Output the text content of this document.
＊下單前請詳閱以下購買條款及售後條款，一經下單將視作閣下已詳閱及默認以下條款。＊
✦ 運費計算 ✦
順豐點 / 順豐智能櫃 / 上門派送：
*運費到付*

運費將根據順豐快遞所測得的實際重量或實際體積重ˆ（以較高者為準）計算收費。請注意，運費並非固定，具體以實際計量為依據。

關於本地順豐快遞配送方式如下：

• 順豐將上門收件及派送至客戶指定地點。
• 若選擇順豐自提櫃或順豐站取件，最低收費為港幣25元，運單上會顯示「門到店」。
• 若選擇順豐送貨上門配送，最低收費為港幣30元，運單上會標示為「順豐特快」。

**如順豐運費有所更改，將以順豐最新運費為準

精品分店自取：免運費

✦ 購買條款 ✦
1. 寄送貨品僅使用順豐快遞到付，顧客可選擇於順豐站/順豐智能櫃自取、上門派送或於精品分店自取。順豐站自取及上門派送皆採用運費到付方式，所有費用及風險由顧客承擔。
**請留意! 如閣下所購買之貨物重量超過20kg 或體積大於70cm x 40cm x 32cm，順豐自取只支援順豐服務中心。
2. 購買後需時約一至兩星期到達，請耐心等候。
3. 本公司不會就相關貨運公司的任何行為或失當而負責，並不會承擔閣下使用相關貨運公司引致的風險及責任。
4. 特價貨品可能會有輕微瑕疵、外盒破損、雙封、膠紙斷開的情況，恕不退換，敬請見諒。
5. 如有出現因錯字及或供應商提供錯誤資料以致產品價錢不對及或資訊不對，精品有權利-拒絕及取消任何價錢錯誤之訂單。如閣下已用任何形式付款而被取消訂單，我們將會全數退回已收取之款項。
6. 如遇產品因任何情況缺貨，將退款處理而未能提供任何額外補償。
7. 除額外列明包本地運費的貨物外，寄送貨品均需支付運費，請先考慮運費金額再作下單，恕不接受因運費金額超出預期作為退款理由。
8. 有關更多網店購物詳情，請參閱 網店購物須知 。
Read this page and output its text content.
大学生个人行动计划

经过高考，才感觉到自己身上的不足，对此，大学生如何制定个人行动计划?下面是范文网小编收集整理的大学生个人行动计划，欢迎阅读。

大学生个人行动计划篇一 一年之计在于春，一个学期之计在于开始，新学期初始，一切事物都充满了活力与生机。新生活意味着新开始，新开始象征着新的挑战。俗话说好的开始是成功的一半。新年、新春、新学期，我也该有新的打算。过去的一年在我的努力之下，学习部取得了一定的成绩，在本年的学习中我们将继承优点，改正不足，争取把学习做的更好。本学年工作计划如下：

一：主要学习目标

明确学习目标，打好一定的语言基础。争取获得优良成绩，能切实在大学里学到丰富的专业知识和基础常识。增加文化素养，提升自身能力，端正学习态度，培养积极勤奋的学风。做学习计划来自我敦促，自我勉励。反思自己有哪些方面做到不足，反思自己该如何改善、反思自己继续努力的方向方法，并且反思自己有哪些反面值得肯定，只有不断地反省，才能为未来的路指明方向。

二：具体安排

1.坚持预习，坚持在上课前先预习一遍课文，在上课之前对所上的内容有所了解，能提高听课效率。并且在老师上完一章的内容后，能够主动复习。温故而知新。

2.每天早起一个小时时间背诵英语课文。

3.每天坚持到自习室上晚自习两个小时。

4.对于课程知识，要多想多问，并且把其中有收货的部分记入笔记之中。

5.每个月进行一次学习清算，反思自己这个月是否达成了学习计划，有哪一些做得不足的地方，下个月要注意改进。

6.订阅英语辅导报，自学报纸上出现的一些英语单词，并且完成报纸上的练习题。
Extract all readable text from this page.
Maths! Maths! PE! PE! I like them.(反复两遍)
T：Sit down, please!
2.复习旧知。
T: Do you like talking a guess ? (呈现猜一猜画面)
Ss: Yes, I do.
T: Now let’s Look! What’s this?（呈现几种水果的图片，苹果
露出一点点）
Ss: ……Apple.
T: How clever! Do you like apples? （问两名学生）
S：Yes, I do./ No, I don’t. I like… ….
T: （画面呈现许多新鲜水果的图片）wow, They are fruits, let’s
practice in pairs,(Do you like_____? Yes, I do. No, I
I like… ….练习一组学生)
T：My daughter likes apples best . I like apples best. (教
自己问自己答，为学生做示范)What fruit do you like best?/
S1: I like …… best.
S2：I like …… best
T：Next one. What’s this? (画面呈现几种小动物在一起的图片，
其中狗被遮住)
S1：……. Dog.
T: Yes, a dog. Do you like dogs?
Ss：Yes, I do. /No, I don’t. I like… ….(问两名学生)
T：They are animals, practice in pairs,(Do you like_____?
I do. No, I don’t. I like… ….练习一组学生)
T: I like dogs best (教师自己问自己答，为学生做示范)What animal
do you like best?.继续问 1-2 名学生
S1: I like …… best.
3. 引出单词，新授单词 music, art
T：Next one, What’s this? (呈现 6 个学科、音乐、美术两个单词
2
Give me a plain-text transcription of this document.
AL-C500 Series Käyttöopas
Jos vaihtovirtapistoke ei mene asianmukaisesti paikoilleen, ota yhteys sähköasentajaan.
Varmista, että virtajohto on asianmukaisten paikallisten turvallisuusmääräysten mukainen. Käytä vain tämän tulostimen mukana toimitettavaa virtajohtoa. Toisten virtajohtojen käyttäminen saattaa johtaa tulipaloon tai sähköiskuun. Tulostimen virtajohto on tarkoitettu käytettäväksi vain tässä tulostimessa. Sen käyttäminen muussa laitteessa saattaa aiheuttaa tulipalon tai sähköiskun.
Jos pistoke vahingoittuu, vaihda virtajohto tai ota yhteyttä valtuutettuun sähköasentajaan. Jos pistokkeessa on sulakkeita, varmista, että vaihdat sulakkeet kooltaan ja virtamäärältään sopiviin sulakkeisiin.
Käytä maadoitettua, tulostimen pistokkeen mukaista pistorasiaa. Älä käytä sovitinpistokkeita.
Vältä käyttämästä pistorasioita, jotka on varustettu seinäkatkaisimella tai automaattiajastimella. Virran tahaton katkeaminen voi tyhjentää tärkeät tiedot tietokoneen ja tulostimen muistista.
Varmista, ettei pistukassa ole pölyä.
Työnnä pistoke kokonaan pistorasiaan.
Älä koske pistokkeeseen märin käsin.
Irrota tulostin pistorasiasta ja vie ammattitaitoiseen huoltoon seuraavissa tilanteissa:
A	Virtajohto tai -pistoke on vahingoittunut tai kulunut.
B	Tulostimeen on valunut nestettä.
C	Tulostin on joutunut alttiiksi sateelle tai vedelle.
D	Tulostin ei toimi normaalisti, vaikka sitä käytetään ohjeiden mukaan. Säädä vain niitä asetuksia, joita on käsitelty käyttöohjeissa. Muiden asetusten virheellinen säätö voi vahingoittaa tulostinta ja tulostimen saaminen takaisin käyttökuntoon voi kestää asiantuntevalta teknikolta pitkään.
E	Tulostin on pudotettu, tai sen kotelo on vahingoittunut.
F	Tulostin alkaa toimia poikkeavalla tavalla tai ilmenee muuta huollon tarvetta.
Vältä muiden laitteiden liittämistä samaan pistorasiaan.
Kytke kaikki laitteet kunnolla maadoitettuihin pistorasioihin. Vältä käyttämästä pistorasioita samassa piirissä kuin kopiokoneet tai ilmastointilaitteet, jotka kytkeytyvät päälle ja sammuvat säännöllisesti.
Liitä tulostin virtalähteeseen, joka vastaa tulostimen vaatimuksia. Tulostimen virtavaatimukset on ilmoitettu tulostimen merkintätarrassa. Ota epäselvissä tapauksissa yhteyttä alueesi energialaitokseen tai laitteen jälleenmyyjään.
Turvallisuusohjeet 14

··········

Set task:
Find how many lines in the listing hold "问两名学生", and reply with that number only.

The response:
2